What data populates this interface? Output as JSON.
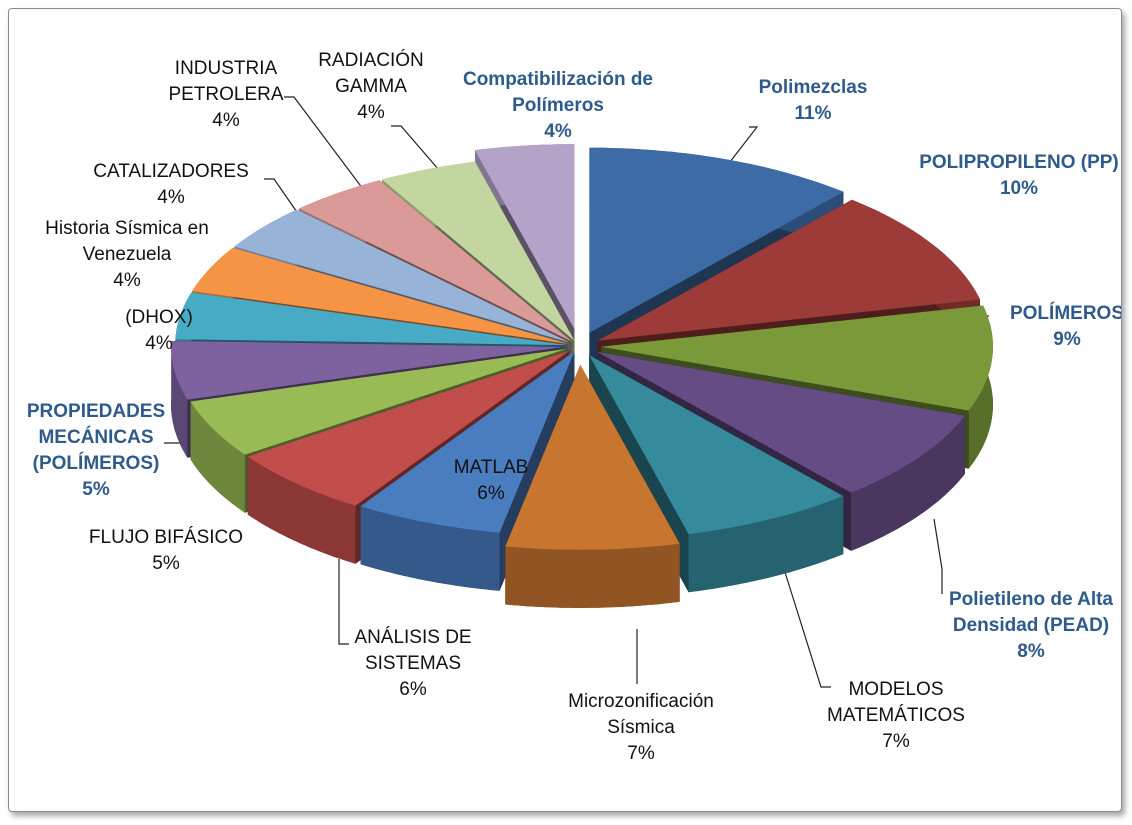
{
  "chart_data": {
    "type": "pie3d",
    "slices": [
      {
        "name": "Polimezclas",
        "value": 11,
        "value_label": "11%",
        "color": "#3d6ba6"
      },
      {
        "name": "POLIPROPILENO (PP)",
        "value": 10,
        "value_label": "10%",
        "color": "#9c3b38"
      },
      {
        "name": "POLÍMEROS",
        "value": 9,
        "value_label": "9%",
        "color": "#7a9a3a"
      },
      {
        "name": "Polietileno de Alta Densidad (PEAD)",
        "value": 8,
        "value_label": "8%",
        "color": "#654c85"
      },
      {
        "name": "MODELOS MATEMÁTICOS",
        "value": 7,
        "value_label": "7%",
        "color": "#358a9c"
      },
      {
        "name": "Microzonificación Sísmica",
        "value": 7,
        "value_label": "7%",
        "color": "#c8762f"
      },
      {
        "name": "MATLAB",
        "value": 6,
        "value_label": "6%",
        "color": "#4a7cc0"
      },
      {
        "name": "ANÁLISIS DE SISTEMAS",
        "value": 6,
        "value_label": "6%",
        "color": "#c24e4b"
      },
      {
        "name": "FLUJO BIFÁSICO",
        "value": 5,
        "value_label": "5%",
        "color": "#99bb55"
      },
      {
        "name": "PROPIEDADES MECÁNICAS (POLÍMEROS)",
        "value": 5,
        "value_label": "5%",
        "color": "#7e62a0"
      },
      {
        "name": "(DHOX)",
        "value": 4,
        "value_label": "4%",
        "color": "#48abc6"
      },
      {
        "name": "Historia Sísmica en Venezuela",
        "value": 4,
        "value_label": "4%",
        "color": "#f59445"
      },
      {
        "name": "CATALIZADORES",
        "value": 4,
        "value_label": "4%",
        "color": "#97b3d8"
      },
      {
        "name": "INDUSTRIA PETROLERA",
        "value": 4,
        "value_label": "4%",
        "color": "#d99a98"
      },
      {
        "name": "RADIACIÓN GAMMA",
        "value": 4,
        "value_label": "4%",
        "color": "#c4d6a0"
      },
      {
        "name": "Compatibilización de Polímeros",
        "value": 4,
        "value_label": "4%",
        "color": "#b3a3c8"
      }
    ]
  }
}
◆ ◆ ◆ ◆
THE PROBLEM |
Print the records word for word and exclude any picture they hold.

SOLUTION TO THE PROBLEM |
What data populates this interface? Output as JSON.
{
  "chart_data": {
    "type": "pie3d",
    "slices": [
      {
        "name": "Polimezclas",
        "value": 11,
        "value_label": "11%",
        "color": "#3d6ba6"
      },
      {
        "name": "POLIPROPILENO (PP)",
        "value": 10,
        "value_label": "10%",
        "color": "#9c3b38"
      },
      {
        "name": "POLÍMEROS",
        "value": 9,
        "value_label": "9%",
        "color": "#7a9a3a"
      },
      {
        "name": "Polietileno de Alta Densidad (PEAD)",
        "value": 8,
        "value_label": "8%",
        "color": "#654c85"
      },
      {
        "name": "MODELOS MATEMÁTICOS",
        "value": 7,
        "value_label": "7%",
        "color": "#358a9c"
      },
      {
        "name": "Microzonificación Sísmica",
        "value": 7,
        "value_label": "7%",
        "color": "#c8762f"
      },
      {
        "name": "MATLAB",
        "value": 6,
        "value_label": "6%",
        "color": "#4a7cc0"
      },
      {
        "name": "ANÁLISIS DE SISTEMAS",
        "value": 6,
        "value_label": "6%",
        "color": "#c24e4b"
      },
      {
        "name": "FLUJO BIFÁSICO",
        "value": 5,
        "value_label": "5%",
        "color": "#99bb55"
      },
      {
        "name": "PROPIEDADES MECÁNICAS (POLÍMEROS)",
        "value": 5,
        "value_label": "5%",
        "color": "#7e62a0"
      },
      {
        "name": "(DHOX)",
        "value": 4,
        "value_label": "4%",
        "color": "#48abc6"
      },
      {
        "name": "Historia Sísmica en Venezuela",
        "value": 4,
        "value_label": "4%",
        "color": "#f59445"
      },
      {
        "name": "CATALIZADORES",
        "value": 4,
        "value_label": "4%",
        "color": "#97b3d8"
      },
      {
        "name": "INDUSTRIA PETROLERA",
        "value": 4,
        "value_label": "4%",
        "color": "#d99a98"
      },
      {
        "name": "RADIACIÓN GAMMA",
        "value": 4,
        "value_label": "4%",
        "color": "#c4d6a0"
      },
      {
        "name": "Compatibilización de Polímeros",
        "value": 4,
        "value_label": "4%",
        "color": "#b3a3c8"
      }
    ]
  }
}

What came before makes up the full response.